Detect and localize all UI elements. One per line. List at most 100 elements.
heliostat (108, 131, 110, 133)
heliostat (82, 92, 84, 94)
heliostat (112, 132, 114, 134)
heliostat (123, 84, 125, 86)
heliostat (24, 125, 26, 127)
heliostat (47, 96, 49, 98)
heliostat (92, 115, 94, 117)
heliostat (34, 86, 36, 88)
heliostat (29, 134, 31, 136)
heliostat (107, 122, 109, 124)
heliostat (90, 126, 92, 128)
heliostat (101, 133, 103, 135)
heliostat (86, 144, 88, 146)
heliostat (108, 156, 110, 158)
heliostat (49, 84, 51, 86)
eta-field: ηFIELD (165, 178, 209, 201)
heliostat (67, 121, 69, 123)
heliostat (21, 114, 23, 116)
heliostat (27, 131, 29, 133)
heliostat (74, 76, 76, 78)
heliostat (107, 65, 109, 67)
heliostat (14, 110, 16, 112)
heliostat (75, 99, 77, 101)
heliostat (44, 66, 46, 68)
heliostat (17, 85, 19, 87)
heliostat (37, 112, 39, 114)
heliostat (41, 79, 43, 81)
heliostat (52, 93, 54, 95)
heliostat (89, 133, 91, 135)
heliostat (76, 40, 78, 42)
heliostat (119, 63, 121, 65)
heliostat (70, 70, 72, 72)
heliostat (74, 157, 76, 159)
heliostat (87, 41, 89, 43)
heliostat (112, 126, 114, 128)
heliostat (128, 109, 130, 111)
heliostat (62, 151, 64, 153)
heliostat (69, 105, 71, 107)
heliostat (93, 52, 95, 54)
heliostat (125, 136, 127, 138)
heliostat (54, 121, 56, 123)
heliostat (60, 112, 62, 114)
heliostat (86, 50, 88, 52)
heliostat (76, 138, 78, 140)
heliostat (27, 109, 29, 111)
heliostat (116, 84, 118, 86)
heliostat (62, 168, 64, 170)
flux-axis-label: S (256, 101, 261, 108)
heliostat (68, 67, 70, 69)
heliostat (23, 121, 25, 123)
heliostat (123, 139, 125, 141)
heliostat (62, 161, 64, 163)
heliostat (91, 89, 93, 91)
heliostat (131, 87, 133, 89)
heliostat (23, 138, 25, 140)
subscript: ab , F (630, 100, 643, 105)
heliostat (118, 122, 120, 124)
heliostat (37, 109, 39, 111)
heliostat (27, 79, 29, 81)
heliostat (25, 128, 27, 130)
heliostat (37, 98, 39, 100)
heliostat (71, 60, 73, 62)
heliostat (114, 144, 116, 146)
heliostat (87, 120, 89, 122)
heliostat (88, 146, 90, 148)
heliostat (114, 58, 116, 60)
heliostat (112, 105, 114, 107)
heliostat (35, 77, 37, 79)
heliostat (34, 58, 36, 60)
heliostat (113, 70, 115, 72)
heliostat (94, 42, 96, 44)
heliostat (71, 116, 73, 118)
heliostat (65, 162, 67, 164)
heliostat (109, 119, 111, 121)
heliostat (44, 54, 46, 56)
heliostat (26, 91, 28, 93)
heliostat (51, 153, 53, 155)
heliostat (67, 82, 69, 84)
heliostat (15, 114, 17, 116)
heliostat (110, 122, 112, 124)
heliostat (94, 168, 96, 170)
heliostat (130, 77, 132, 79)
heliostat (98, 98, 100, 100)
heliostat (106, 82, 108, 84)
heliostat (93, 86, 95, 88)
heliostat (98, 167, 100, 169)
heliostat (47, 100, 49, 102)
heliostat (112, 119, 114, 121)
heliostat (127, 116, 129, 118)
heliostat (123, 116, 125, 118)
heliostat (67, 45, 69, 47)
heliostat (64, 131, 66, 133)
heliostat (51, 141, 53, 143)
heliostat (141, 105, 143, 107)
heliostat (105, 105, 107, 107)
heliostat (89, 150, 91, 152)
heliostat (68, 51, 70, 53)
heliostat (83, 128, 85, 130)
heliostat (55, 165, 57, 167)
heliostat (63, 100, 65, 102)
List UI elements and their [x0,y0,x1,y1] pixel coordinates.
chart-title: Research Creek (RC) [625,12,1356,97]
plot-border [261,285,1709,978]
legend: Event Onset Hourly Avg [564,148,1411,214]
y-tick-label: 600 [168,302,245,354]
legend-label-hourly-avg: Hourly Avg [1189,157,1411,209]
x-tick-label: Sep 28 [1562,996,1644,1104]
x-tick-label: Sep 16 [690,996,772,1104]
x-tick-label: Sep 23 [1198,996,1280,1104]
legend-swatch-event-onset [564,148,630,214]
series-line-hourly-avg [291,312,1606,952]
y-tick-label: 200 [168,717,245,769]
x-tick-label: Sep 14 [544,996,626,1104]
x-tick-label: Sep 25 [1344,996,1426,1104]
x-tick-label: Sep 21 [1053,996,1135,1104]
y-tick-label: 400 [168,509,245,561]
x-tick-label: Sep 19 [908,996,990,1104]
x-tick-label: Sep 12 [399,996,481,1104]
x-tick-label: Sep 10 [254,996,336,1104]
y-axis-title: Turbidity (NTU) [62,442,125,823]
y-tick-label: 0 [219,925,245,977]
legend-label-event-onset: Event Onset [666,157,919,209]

────────

▸ Problem details
Reproduce the entries from their first line down through the line containing "heliostat (89, 133, 91, 135)", with every character unchanged.

▸ Written response
Detect and localize all UI elements. One per line. List at most 100 elements.
heliostat (108, 131, 110, 133)
heliostat (82, 92, 84, 94)
heliostat (112, 132, 114, 134)
heliostat (123, 84, 125, 86)
heliostat (24, 125, 26, 127)
heliostat (47, 96, 49, 98)
heliostat (92, 115, 94, 117)
heliostat (34, 86, 36, 88)
heliostat (29, 134, 31, 136)
heliostat (107, 122, 109, 124)
heliostat (90, 126, 92, 128)
heliostat (101, 133, 103, 135)
heliostat (86, 144, 88, 146)
heliostat (108, 156, 110, 158)
heliostat (49, 84, 51, 86)
eta-field: ηFIELD (165, 178, 209, 201)
heliostat (67, 121, 69, 123)
heliostat (21, 114, 23, 116)
heliostat (27, 131, 29, 133)
heliostat (74, 76, 76, 78)
heliostat (107, 65, 109, 67)
heliostat (14, 110, 16, 112)
heliostat (75, 99, 77, 101)
heliostat (44, 66, 46, 68)
heliostat (17, 85, 19, 87)
heliostat (37, 112, 39, 114)
heliostat (41, 79, 43, 81)
heliostat (52, 93, 54, 95)
heliostat (89, 133, 91, 135)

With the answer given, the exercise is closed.